::: SUPPLIED MATERIAL :::

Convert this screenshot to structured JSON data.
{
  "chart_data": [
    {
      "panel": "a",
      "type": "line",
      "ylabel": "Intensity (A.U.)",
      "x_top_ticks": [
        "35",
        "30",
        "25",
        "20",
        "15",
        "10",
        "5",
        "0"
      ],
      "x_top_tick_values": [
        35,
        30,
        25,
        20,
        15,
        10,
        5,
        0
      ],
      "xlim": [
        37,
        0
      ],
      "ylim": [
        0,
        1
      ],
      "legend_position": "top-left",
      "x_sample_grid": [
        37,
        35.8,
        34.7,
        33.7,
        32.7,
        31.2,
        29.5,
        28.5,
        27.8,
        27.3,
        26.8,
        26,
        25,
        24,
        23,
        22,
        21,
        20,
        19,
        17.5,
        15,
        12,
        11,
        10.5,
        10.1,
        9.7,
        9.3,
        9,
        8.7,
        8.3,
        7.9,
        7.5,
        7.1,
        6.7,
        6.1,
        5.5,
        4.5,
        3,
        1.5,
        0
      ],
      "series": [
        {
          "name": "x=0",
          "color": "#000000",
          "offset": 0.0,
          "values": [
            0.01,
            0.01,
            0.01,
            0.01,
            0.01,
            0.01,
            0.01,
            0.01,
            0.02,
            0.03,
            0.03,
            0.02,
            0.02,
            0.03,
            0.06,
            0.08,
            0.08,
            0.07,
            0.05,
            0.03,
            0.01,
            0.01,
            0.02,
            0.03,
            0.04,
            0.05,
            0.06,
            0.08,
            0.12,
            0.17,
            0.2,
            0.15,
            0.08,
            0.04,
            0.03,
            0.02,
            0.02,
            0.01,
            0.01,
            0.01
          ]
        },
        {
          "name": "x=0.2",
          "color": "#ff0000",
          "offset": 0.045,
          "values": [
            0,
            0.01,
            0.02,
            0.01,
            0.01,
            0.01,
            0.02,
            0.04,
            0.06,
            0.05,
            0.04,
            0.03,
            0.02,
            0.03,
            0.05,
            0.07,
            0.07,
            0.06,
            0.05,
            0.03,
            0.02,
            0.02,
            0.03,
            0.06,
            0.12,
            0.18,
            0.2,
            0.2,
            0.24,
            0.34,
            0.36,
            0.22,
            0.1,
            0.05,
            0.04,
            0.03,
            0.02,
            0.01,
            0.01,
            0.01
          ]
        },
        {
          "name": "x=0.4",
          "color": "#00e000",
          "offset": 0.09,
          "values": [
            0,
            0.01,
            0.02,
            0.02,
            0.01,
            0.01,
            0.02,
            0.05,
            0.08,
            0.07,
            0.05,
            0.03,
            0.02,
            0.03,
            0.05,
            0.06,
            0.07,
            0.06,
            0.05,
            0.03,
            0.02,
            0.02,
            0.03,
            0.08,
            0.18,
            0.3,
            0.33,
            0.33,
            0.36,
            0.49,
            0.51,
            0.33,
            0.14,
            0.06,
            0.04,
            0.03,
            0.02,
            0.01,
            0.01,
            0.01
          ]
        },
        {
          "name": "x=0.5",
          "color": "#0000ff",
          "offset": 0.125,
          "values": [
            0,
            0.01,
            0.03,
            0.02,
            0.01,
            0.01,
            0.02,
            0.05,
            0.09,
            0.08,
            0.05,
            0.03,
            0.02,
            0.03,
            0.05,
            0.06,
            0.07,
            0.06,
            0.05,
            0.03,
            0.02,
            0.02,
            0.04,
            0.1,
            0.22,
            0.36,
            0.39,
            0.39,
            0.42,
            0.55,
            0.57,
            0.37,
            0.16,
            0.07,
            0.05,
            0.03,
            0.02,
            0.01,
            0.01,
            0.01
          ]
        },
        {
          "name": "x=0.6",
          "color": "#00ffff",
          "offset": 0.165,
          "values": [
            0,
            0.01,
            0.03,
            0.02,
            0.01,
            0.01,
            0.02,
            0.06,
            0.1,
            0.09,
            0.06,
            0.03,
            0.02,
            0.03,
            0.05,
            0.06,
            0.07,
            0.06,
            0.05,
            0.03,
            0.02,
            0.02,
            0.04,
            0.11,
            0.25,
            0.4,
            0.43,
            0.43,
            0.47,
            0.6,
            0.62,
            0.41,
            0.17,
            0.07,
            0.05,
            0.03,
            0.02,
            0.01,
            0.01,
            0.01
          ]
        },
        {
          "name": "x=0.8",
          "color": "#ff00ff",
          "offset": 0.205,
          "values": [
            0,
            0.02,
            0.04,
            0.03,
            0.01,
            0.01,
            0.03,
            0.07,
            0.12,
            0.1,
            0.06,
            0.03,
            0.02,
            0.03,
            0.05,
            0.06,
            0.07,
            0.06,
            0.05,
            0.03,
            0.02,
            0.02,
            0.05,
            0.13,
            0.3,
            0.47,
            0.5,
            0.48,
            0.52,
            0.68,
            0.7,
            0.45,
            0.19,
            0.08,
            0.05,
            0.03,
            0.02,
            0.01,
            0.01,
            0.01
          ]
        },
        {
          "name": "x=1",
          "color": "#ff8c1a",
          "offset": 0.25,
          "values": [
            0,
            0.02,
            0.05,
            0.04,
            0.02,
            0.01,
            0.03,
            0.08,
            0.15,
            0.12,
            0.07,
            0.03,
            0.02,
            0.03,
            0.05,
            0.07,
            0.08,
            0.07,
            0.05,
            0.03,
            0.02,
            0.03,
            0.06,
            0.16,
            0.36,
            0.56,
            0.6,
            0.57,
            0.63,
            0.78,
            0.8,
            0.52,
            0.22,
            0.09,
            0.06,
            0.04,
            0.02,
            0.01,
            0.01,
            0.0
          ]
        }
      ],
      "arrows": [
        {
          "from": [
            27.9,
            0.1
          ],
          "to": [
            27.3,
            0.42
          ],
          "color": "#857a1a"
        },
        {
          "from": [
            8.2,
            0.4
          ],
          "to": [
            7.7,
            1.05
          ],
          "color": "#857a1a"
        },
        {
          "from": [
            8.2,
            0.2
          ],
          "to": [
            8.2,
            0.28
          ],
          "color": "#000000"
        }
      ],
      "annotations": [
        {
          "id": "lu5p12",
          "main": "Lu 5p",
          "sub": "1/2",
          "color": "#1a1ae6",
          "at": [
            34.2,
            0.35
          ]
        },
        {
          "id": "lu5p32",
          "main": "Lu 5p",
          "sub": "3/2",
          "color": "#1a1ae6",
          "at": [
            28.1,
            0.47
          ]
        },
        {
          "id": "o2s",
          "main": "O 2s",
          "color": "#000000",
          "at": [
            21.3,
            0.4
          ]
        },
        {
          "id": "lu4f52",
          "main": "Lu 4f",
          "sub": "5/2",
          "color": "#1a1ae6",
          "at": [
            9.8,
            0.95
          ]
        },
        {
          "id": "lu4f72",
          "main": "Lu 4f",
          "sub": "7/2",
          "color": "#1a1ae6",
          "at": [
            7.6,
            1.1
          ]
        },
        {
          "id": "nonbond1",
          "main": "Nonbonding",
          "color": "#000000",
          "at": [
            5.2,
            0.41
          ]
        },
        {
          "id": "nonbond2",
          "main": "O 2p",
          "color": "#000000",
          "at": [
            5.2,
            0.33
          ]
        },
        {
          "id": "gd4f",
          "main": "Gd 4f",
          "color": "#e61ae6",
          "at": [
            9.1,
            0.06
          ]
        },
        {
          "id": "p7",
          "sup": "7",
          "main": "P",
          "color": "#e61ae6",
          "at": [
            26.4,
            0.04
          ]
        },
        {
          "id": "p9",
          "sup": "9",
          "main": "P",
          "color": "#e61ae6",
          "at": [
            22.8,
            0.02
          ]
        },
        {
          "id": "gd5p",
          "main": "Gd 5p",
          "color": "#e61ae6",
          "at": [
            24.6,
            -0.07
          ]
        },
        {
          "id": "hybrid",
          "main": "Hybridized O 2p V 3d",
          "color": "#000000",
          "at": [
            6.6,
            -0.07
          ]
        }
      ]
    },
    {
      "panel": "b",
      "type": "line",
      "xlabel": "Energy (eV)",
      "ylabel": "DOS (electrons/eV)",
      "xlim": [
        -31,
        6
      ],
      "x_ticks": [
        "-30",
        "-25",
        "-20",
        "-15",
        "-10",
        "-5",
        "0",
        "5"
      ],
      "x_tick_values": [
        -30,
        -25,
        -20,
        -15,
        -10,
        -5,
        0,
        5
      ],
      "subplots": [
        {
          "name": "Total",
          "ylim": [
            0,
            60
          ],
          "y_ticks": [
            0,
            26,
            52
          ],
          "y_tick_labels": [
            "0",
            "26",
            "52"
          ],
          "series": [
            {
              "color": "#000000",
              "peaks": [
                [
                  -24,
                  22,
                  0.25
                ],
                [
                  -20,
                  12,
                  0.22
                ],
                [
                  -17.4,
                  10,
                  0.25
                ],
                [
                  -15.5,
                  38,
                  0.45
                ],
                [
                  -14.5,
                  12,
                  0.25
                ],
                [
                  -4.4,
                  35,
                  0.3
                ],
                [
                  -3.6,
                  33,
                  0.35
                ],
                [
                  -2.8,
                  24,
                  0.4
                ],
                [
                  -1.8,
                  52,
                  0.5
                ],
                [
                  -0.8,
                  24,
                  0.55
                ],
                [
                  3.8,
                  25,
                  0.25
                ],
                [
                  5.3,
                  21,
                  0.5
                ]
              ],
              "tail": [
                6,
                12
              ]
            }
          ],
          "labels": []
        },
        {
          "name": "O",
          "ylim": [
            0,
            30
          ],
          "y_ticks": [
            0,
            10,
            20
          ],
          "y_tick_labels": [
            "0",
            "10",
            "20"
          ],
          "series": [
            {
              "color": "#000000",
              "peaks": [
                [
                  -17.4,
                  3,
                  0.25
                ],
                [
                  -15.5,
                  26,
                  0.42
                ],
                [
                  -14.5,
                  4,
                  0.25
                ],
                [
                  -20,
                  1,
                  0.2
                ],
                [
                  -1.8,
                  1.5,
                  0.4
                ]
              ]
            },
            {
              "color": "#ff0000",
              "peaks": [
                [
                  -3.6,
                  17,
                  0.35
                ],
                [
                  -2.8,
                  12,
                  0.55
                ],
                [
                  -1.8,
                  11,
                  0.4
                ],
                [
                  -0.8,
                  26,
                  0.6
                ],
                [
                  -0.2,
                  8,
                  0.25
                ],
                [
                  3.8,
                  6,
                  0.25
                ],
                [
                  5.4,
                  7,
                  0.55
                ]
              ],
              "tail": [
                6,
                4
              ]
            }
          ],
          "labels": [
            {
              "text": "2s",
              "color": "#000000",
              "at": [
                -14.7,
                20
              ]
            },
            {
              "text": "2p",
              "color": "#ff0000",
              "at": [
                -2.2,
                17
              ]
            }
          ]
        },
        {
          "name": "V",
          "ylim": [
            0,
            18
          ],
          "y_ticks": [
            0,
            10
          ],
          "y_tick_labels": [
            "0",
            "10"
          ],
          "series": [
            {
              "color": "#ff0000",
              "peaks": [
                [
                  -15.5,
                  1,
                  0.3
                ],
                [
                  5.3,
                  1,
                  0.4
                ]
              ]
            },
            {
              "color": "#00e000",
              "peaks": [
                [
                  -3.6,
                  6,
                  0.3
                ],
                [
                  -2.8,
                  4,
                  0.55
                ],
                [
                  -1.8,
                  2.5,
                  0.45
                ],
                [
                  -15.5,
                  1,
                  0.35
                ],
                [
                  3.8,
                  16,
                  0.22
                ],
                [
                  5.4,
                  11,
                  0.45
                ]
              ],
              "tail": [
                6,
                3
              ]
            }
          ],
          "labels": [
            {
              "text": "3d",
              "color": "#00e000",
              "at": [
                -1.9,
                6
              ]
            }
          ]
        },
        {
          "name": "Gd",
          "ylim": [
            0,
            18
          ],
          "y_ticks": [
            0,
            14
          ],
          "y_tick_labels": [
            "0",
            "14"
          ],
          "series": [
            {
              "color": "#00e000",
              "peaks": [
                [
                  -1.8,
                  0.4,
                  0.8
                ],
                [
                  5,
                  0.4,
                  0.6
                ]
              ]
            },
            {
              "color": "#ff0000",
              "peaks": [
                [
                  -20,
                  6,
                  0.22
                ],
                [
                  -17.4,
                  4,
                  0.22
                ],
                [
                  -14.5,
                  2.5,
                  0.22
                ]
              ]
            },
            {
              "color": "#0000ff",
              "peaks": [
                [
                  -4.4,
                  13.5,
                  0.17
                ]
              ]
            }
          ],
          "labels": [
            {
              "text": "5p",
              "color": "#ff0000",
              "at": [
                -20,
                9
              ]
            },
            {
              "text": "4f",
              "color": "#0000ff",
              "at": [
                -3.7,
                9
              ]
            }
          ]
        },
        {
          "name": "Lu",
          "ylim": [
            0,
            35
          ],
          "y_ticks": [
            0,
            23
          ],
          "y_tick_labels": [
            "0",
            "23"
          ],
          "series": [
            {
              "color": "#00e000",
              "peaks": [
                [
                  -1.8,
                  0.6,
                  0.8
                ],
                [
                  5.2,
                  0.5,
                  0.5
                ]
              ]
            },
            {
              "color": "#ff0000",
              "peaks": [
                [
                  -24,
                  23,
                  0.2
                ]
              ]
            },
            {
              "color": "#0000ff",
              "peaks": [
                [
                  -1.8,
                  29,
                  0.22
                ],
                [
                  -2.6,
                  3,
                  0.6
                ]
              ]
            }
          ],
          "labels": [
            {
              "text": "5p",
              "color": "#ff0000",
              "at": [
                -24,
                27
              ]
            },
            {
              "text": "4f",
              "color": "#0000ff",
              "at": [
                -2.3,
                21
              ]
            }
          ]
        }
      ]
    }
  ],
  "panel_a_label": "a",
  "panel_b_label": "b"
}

:::

Copy out all lines from the material above that contain the string "ylabel".

[EXPECTED OUTPUT]:
      "ylabel": "Intensity (A.U.)",
      "ylabel": "DOS (electrons/eV)",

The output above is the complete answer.